Identify the lines holding "multi" and copy them.

Records shown
------------------------------
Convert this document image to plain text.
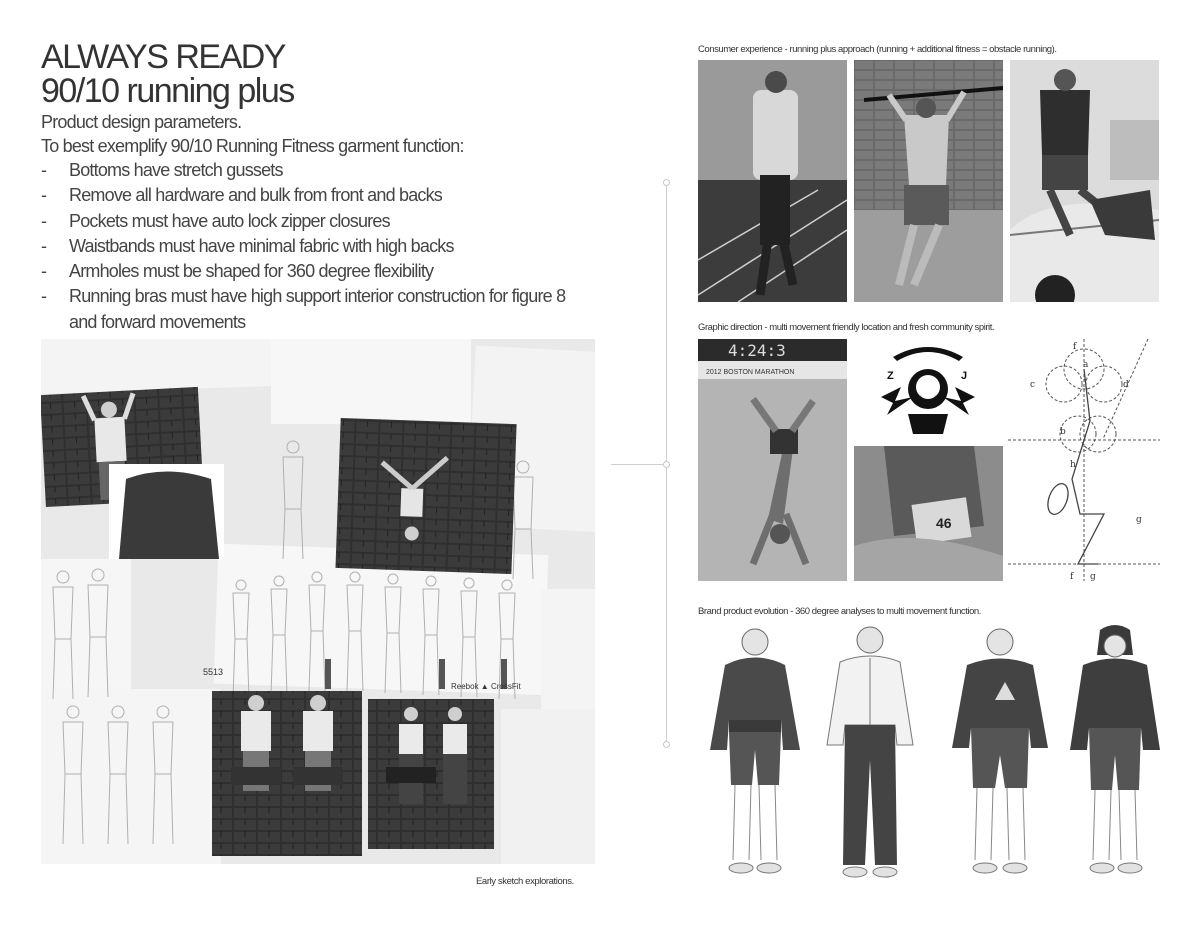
ALWAYS READY
90/10 running plus
Product design parameters.
To best exemplify 90/10 Running Fitness garment function:
- Bottoms have stretch gussets
- Remove all hardware and bulk from front and backs
- Pockets must have auto lock zipper closures
- Waistbands must have minimal fabric with high backs
- Armholes must be shaped for 360 degree flexibility
- Running bras must have high support interior construction for figure 8 and forward movements
5513
Reebok ▲ CrossFit
Early sketch explorations.
Consumer experience - running plus approach (running + additional fitness = obstacle running).
Graphic direction - multi movement friendly location and fresh community spirit.
4:24:3
2012 BOSTON MARATHON	Z	J
46
f
a
c	d
b
h
g
f g
Brand product evolution - 360 degree analyses to multi movement function.
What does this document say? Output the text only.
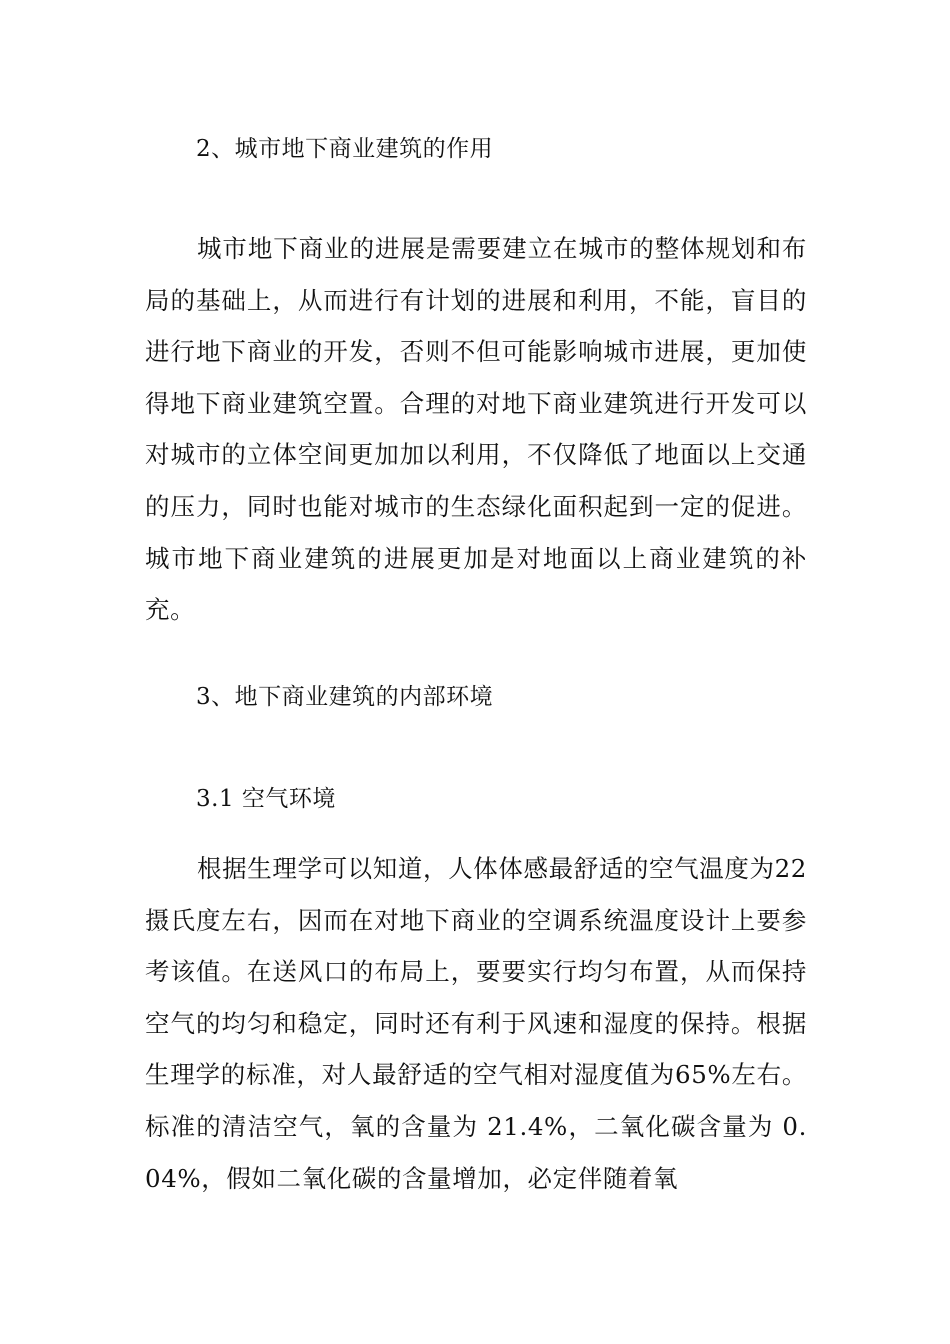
2、城市地下商业建筑的作用

城市地下商业的进展是需要建立在城市的整体规划和布局的基础上，从而进行有计划的进展和利用，不能，盲目的进行地下商业的开发，否则不但可能影响城市进展，更加使得地下商业建筑空置。合理的对地下商业建筑进行开发可以对城市的立体空间更加加以利用，不仅降低了地面以上交通的压力，同时也能对城市的生态绿化面积起到一定的促进。城市地下商业建筑的进展更加是对地面以上商业建筑的补充。

3、地下商业建筑的内部环境
3.1 空气环境

根据生理学可以知道，人体体感最舒适的空气温度为22摄氏度左右，因而在对地下商业的空调系统温度设计上要参考该值。在送风口的布局上，要要实行均匀布置，从而保持空气的均匀和稳定，同时还有利于风速和湿度的保持。根据生理学的标准，对人最舒适的空气相对湿度值为65%左右。标准的清洁空气，氧的含量为 21.4%，二氧化碳含量为 0.04%，假如二氧化碳的含量增加，必定伴随着氧
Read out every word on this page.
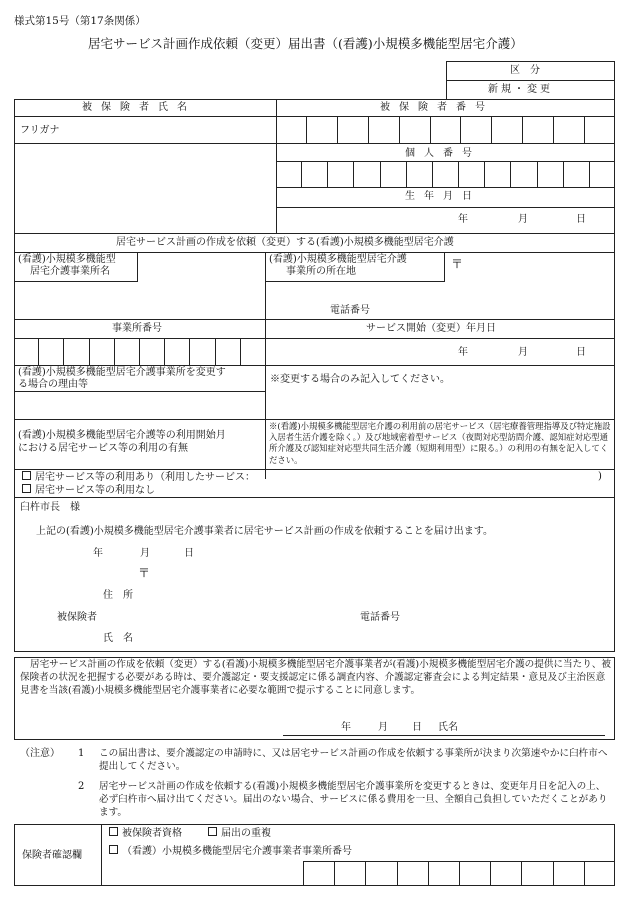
様式第15号（第17条関係）
居宅サービス計画作成依頼（変更）届出書（(看護)小規模多機能型居宅介護）
区　分
新規・変更
被保険者氏名	被保険者番号
フリガナ
個人番号
生年月日
年	月	日
居宅サービス計画の作成を依頼（変更）する(看護)小規模多機能型居宅介護
(看護)小規模多機能型
居宅介護事業所名
(看護)小規模多機能型居宅介護
事業所の所在地
〒
電話番号
事業所番号	サービス開始（変更）年月日
年	月	日
(看護)小規模多機能型居宅介護事業所を変更す
る場合の理由等	※変更する場合のみ記入してください。
(看護)小規模多機能型居宅介護等の利用開始月
における居宅サービス等の利用の有無
※(看護)小規模多機能型居宅介護の利用前の居宅サービス（居宅療養管理指導及び特定施設入居者生活介護を除く。）及び地域密着型サービス（夜間対応型訪問介護、認知症対応型通所介護及び認知症対応型共同生活介護（短期利用型）に限る。）の利用の有無を記入してください。
居宅サービス等の利用あり（利用したサービス：	)
居宅サービス等の利用なし
臼杵市長　様
上記の(看護)小規模多機能型居宅介護事業者に居宅サービス計画の作成を依頼することを届け出ます。
年	月	日
〒
住　所
被保険者	電話番号
氏　名
居宅サービス計画の作成を依頼（変更）する(看護)小規模多機能型居宅介護事業者が(看護)小規模多機能型居宅介護の提供に当たり、被保険者の状況を把握する必要がある時は、要介護認定・要支援認定に係る調査内容、介護認定審査会による判定結果・意見及び主治医意見書を当該(看護)小規模多機能型居宅介護事業者に必要な範囲で提示することに同意します。
年	月 日 氏名
（注意） 1 この届出書は、要介護認定の申請時に、又は居宅サービス計画の作成を依頼する事業所が決まり次第速やかに臼杵市へ提出してください。
2 居宅サービス計画の作成を依頼する(看護)小規模多機能型居宅介護事業所を変更するときは、変更年月日を記入の上、必ず臼杵市へ届け出てください。届出のない場合、サービスに係る費用を一旦、全額自己負担していただくことがあります。
保険者確認欄
被保険者資格	届出の重複
（看護）小規模多機能型居宅介護事業者事業所番号
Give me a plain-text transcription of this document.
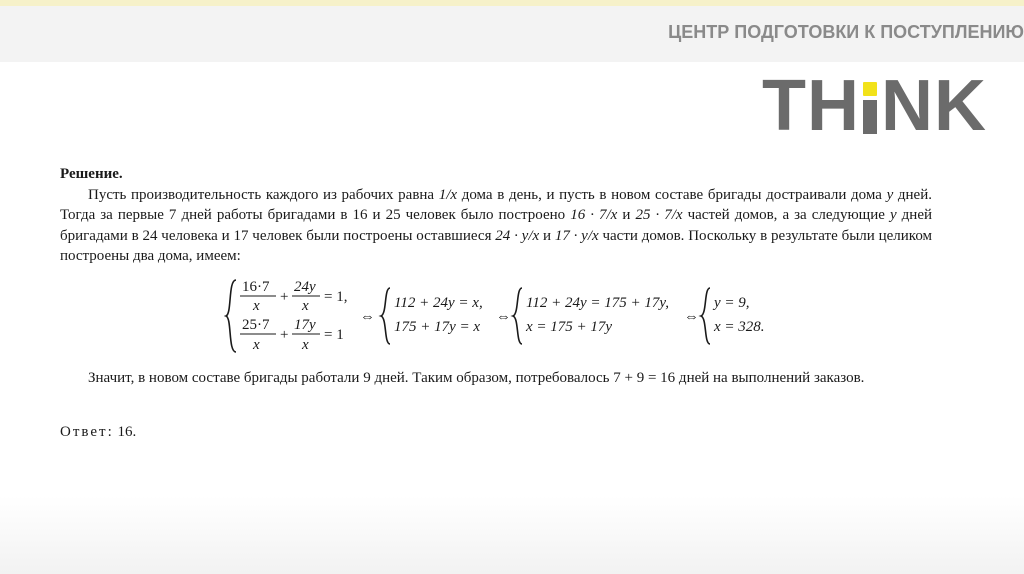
ЦЕНТР ПОДГОТОВКИ К ПОСТУПЛЕНИЮ
TH NK
Решение.

Пусть производительность каждого из рабочих равна 1/x дома в день, и пусть в новом составе бригады достраивали дома y дней. Тогда за первые 7 дней работы бригадами в 16 и 25 человек было построено 16 · 7/x и 25 · 7/x частей домов, а за следующие y дней бригадами в 24 человека и 17 человек были построены оставшиеся 24 · y/x и 17 · y/x части домов. Поскольку в результате были целиком построены два дома, имеем:

16·7
x
+
24y
x
= 1,
25·7
x
+
17y
x
= 1
⇔
112 + 24y = x,
175 + 17y = x
⇔
112 + 24y = 175 + 17y,
x = 175 + 17y
⇔
y = 9,
x = 328.

Значит, в новом составе бригады работали 9 дней. Таким образом, потребовалось 7 + 9 = 16 дней на выполнений заказов.

Ответ: 16.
------------------------------
Worked solution
Graphic direction - multi movement friendly location and fresh community spirit.
Brand product evolution - 360 degree analyses to multi movement function.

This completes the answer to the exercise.